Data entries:
———

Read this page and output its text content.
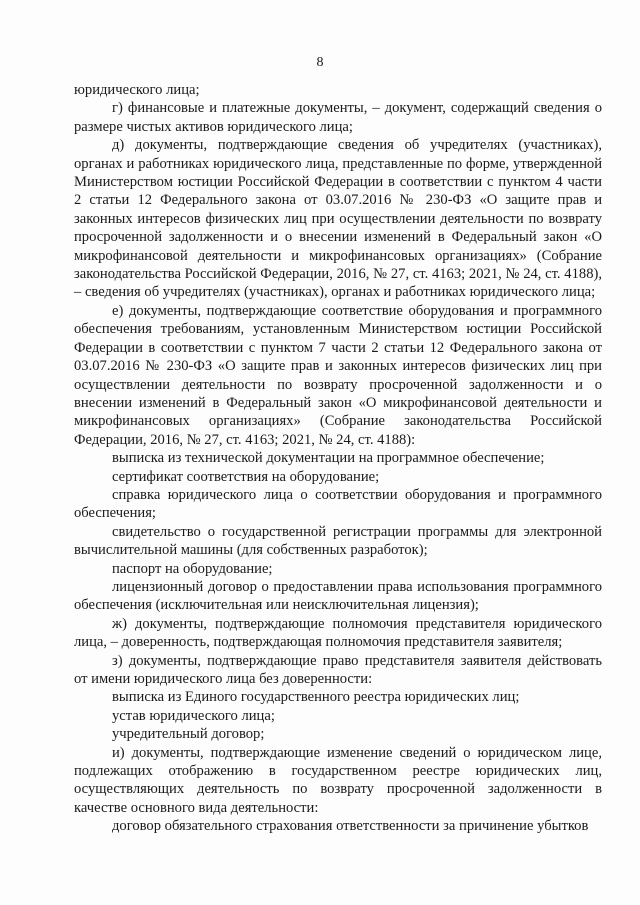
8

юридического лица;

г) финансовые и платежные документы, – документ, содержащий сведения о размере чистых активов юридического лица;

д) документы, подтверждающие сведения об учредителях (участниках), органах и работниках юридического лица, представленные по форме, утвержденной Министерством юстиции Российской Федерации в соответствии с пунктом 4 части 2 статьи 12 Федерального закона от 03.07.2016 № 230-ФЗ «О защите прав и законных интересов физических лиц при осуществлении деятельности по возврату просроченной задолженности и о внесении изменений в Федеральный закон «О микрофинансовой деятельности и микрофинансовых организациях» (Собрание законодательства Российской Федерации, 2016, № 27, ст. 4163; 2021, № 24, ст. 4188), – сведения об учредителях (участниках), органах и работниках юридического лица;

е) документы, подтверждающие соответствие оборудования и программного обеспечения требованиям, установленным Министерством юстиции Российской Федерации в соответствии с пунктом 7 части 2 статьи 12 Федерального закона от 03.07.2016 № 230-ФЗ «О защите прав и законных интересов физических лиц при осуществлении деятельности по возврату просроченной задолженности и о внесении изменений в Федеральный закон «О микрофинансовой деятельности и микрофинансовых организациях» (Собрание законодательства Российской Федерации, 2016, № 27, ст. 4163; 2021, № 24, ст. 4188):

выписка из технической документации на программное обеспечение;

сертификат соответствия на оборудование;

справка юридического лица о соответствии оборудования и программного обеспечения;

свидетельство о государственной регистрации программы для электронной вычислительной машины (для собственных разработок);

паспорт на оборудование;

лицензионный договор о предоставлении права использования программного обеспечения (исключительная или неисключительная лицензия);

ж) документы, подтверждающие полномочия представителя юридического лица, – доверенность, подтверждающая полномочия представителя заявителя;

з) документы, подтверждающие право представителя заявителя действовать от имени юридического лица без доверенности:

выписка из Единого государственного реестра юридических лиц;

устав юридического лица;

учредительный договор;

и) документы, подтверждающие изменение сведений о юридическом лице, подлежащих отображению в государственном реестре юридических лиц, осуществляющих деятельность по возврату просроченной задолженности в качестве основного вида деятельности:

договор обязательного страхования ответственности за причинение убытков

———

TASK DETAILS - Write out each entry exactly as given, omitting any picture.

EXPECTED ANSWER -
Read this page and output its text content.
8

юридического лица;

г) финансовые и платежные документы, – документ, содержащий сведения о размере чистых активов юридического лица;

д) документы, подтверждающие сведения об учредителях (участниках), органах и работниках юридического лица, представленные по форме, утвержденной Министерством юстиции Российской Федерации в соответствии с пунктом 4 части 2 статьи 12 Федерального закона от 03.07.2016 № 230-ФЗ «О защите прав и законных интересов физических лиц при осуществлении деятельности по возврату просроченной задолженности и о внесении изменений в Федеральный закон «О микрофинансовой деятельности и микрофинансовых организациях» (Собрание законодательства Российской Федерации, 2016, № 27, ст. 4163; 2021, № 24, ст. 4188), – сведения об учредителях (участниках), органах и работниках юридического лица;

е) документы, подтверждающие соответствие оборудования и программного обеспечения требованиям, установленным Министерством юстиции Российской Федерации в соответствии с пунктом 7 части 2 статьи 12 Федерального закона от 03.07.2016 № 230-ФЗ «О защите прав и законных интересов физических лиц при осуществлении деятельности по возврату просроченной задолженности и о внесении изменений в Федеральный закон «О микрофинансовой деятельности и микрофинансовых организациях» (Собрание законодательства Российской Федерации, 2016, № 27, ст. 4163; 2021, № 24, ст. 4188):

выписка из технической документации на программное обеспечение;

сертификат соответствия на оборудование;

справка юридического лица о соответствии оборудования и программного обеспечения;

свидетельство о государственной регистрации программы для электронной вычислительной машины (для собственных разработок);

паспорт на оборудование;

лицензионный договор о предоставлении права использования программного обеспечения (исключительная или неисключительная лицензия);

ж) документы, подтверждающие полномочия представителя юридического лица, – доверенность, подтверждающая полномочия представителя заявителя;

з) документы, подтверждающие право представителя заявителя действовать от имени юридического лица без доверенности:

выписка из Единого государственного реестра юридических лиц;

устав юридического лица;

учредительный договор;

и) документы, подтверждающие изменение сведений о юридическом лице, подлежащих отображению в государственном реестре юридических лиц, осуществляющих деятельность по возврату просроченной задолженности в качестве основного вида деятельности:

договор обязательного страхования ответственности за причинение убытков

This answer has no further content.